= Task description =
Return each line of the records with nothing changed, pictures excepted.

= Provided information =
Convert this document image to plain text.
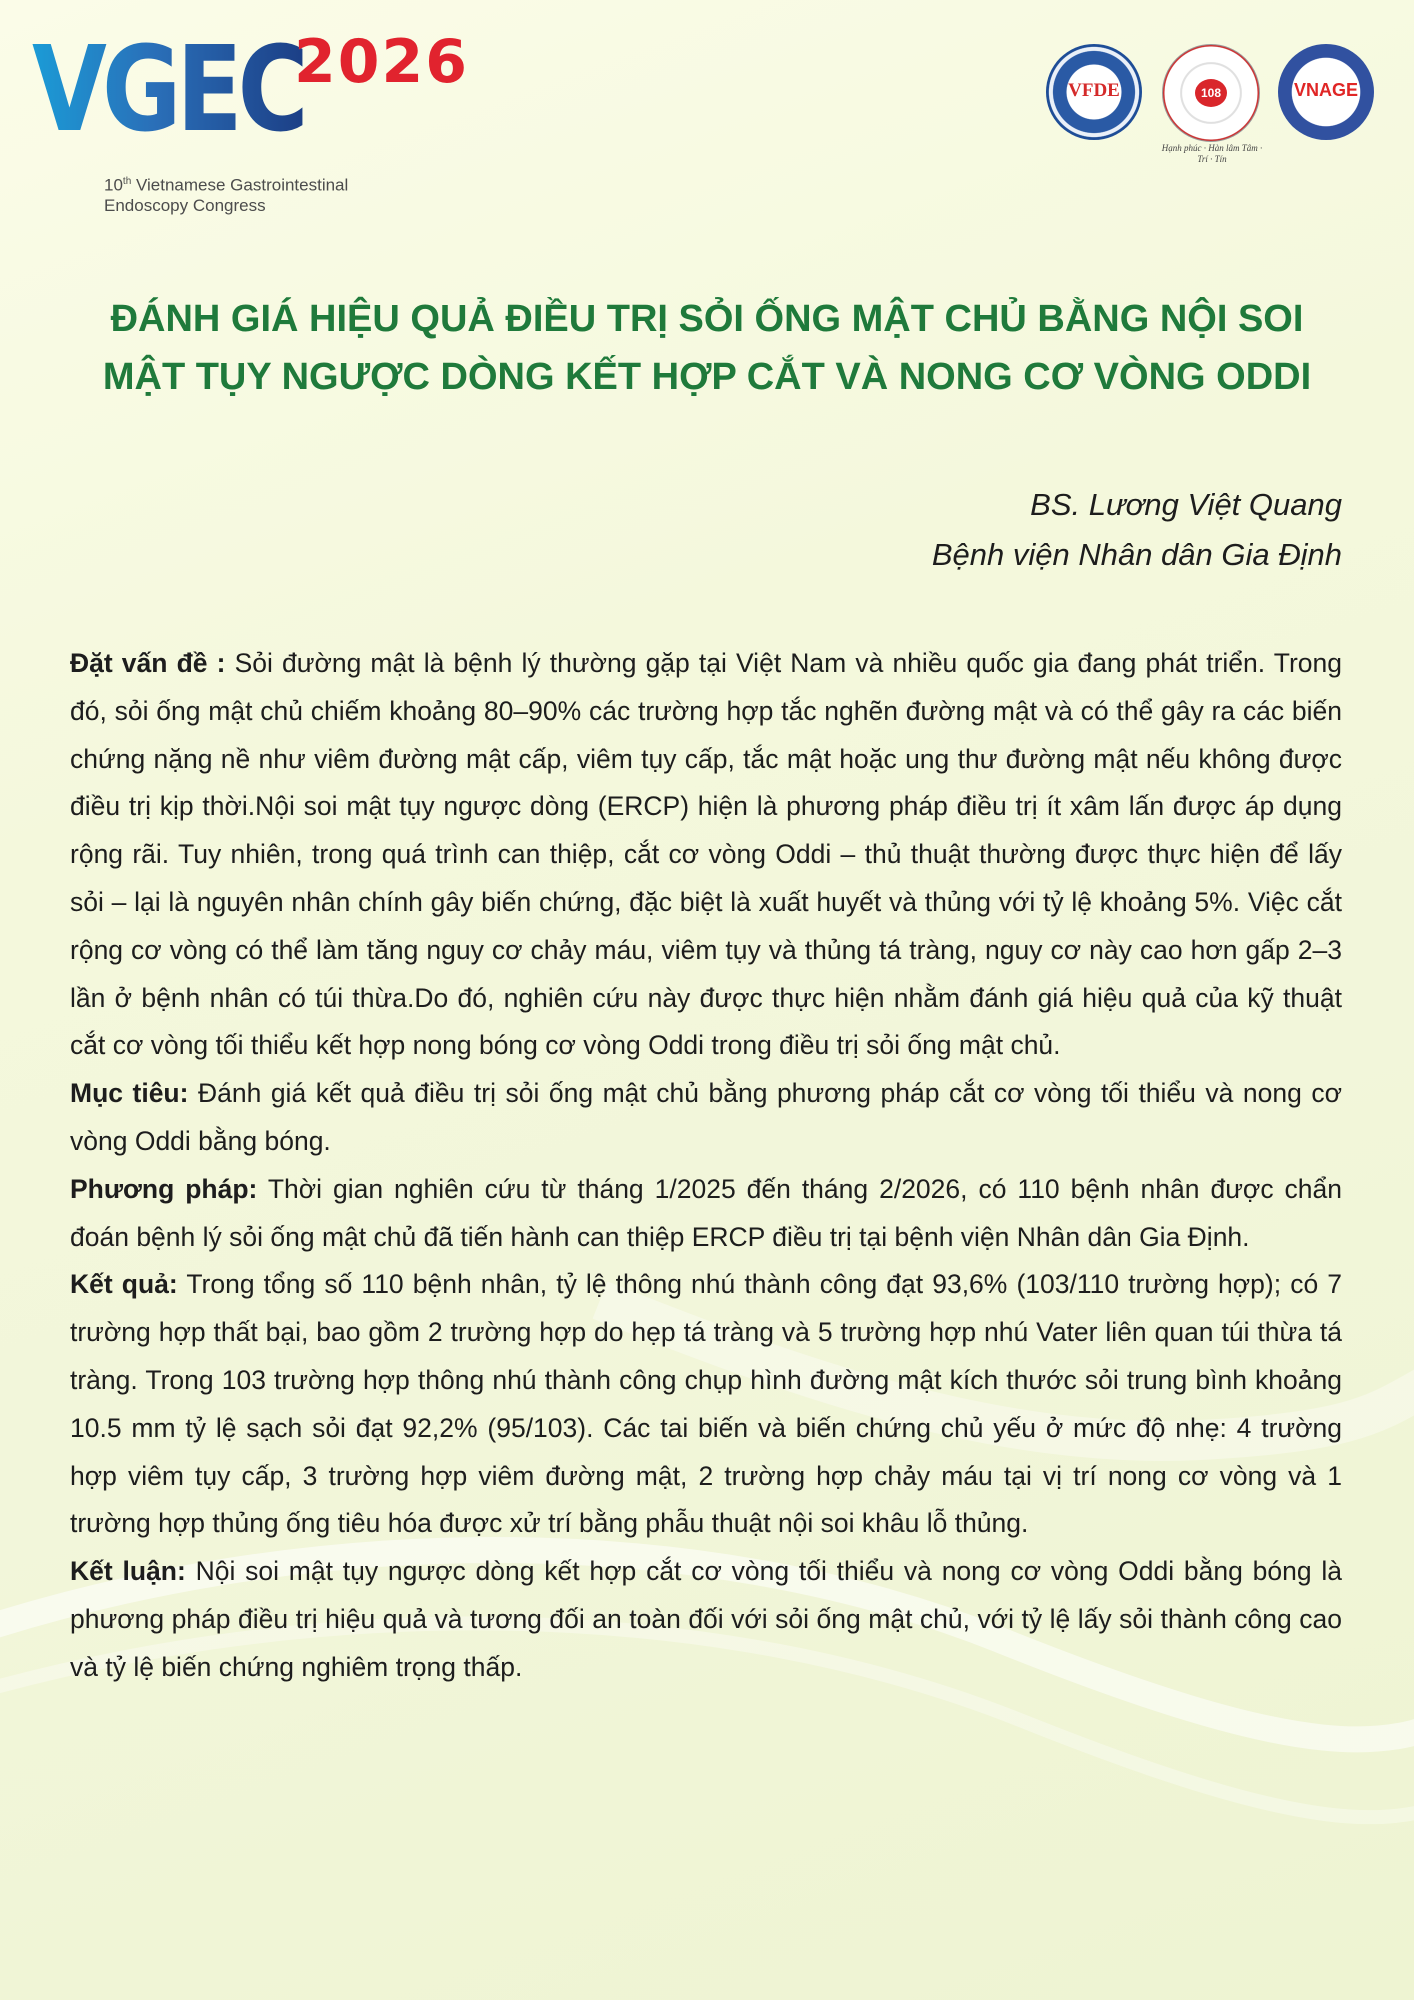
VGEC
2026
10th Vietnamese Gastrointestinal
Endoscopy Congress
VFDE	108
Hạnh phúc · Hàn lâm Tâm · Trí · Tín
VNAGE
ĐÁNH GIÁ HIỆU QUẢ ĐIỀU TRỊ SỎI ỐNG MẬT CHỦ BẰNG NỘI SOI
MẬT TỤY NGƯỢC DÒNG KẾT HỢP CẮT VÀ NONG CƠ VÒNG ODDI
BS. Lương Việt Quang
Bệnh viện Nhân dân Gia Định

Đặt vấn đề : Sỏi đường mật là bệnh lý thường gặp tại Việt Nam và nhiều quốc gia đang phát triển. Trong đó, sỏi ống mật chủ chiếm khoảng 80–90% các trường hợp tắc nghẽn đường mật và có thể gây ra các biến chứng nặng nề như viêm đường mật cấp, viêm tụy cấp, tắc mật hoặc ung thư đường mật nếu không được điều trị kịp thời.Nội soi mật tụy ngược dòng (ERCP) hiện là phương pháp điều trị ít xâm lấn được áp dụng rộng rãi. Tuy nhiên, trong quá trình can thiệp, cắt cơ vòng Oddi – thủ thuật thường được thực hiện để lấy sỏi – lại là nguyên nhân chính gây biến chứng, đặc biệt là xuất huyết và thủng với tỷ lệ khoảng 5%. Việc cắt rộng cơ vòng có thể làm tăng nguy cơ chảy máu, viêm tụy và thủng tá tràng, nguy cơ này cao hơn gấp 2–3 lần ở bệnh nhân có túi thừa.Do đó, nghiên cứu này được thực hiện nhằm đánh giá hiệu quả của kỹ thuật cắt cơ vòng tối thiểu kết hợp nong bóng cơ vòng Oddi trong điều trị sỏi ống mật chủ.

Mục tiêu: Đánh giá kết quả điều trị sỏi ống mật chủ bằng phương pháp cắt cơ vòng tối thiểu và nong cơ vòng Oddi bằng bóng.

Phương pháp: Thời gian nghiên cứu từ tháng 1/2025 đến tháng 2/2026, có 110 bệnh nhân được chẩn đoán bệnh lý sỏi ống mật chủ đã tiến hành can thiệp ERCP điều trị tại bệnh viện Nhân dân Gia Định.

Kết quả: Trong tổng số 110 bệnh nhân, tỷ lệ thông nhú thành công đạt 93,6% (103/110 trường hợp); có 7 trường hợp thất bại, bao gồm 2 trường hợp do hẹp tá tràng và 5 trường hợp nhú Vater liên quan túi thừa tá tràng. Trong 103 trường hợp thông nhú thành công chụp hình đường mật kích thước sỏi trung bình khoảng 10.5 mm tỷ lệ sạch sỏi đạt 92,2% (95/103). Các tai biến và biến chứng chủ yếu ở mức độ nhẹ: 4 trường hợp viêm tụy cấp, 3 trường hợp viêm đường mật, 2 trường hợp chảy máu tại vị trí nong cơ vòng và 1 trường hợp thủng ống tiêu hóa được xử trí bằng phẫu thuật nội soi khâu lỗ thủng.

Kết luận: Nội soi mật tụy ngược dòng kết hợp cắt cơ vòng tối thiểu và nong cơ vòng Oddi bằng bóng là phương pháp điều trị hiệu quả và tương đối an toàn đối với sỏi ống mật chủ, với tỷ lệ lấy sỏi thành công cao và tỷ lệ biến chứng nghiêm trọng thấp.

= Written response =
Convert this document image to plain text.
VGEC
2026
10th Vietnamese Gastrointestinal
Endoscopy Congress
VFDE	108
Hạnh phúc · Hàn lâm Tâm · Trí · Tín
VNAGE
ĐÁNH GIÁ HIỆU QUẢ ĐIỀU TRỊ SỎI ỐNG MẬT CHỦ BẰNG NỘI SOI
MẬT TỤY NGƯỢC DÒNG KẾT HỢP CẮT VÀ NONG CƠ VÒNG ODDI
BS. Lương Việt Quang
Bệnh viện Nhân dân Gia Định

Đặt vấn đề : Sỏi đường mật là bệnh lý thường gặp tại Việt Nam và nhiều quốc gia đang phát triển. Trong đó, sỏi ống mật chủ chiếm khoảng 80–90% các trường hợp tắc nghẽn đường mật và có thể gây ra các biến chứng nặng nề như viêm đường mật cấp, viêm tụy cấp, tắc mật hoặc ung thư đường mật nếu không được điều trị kịp thời.Nội soi mật tụy ngược dòng (ERCP) hiện là phương pháp điều trị ít xâm lấn được áp dụng rộng rãi. Tuy nhiên, trong quá trình can thiệp, cắt cơ vòng Oddi – thủ thuật thường được thực hiện để lấy sỏi – lại là nguyên nhân chính gây biến chứng, đặc biệt là xuất huyết và thủng với tỷ lệ khoảng 5%. Việc cắt rộng cơ vòng có thể làm tăng nguy cơ chảy máu, viêm tụy và thủng tá tràng, nguy cơ này cao hơn gấp 2–3 lần ở bệnh nhân có túi thừa.Do đó, nghiên cứu này được thực hiện nhằm đánh giá hiệu quả của kỹ thuật cắt cơ vòng tối thiểu kết hợp nong bóng cơ vòng Oddi trong điều trị sỏi ống mật chủ.

Mục tiêu: Đánh giá kết quả điều trị sỏi ống mật chủ bằng phương pháp cắt cơ vòng tối thiểu và nong cơ vòng Oddi bằng bóng.

Phương pháp: Thời gian nghiên cứu từ tháng 1/2025 đến tháng 2/2026, có 110 bệnh nhân được chẩn đoán bệnh lý sỏi ống mật chủ đã tiến hành can thiệp ERCP điều trị tại bệnh viện Nhân dân Gia Định.

Kết quả: Trong tổng số 110 bệnh nhân, tỷ lệ thông nhú thành công đạt 93,6% (103/110 trường hợp); có 7 trường hợp thất bại, bao gồm 2 trường hợp do hẹp tá tràng và 5 trường hợp nhú Vater liên quan túi thừa tá tràng. Trong 103 trường hợp thông nhú thành công chụp hình đường mật kích thước sỏi trung bình khoảng 10.5 mm tỷ lệ sạch sỏi đạt 92,2% (95/103). Các tai biến và biến chứng chủ yếu ở mức độ nhẹ: 4 trường hợp viêm tụy cấp, 3 trường hợp viêm đường mật, 2 trường hợp chảy máu tại vị trí nong cơ vòng và 1 trường hợp thủng ống tiêu hóa được xử trí bằng phẫu thuật nội soi khâu lỗ thủng.

Kết luận: Nội soi mật tụy ngược dòng kết hợp cắt cơ vòng tối thiểu và nong cơ vòng Oddi bằng bóng là phương pháp điều trị hiệu quả và tương đối an toàn đối với sỏi ống mật chủ, với tỷ lệ lấy sỏi thành công cao và tỷ lệ biến chứng nghiêm trọng thấp.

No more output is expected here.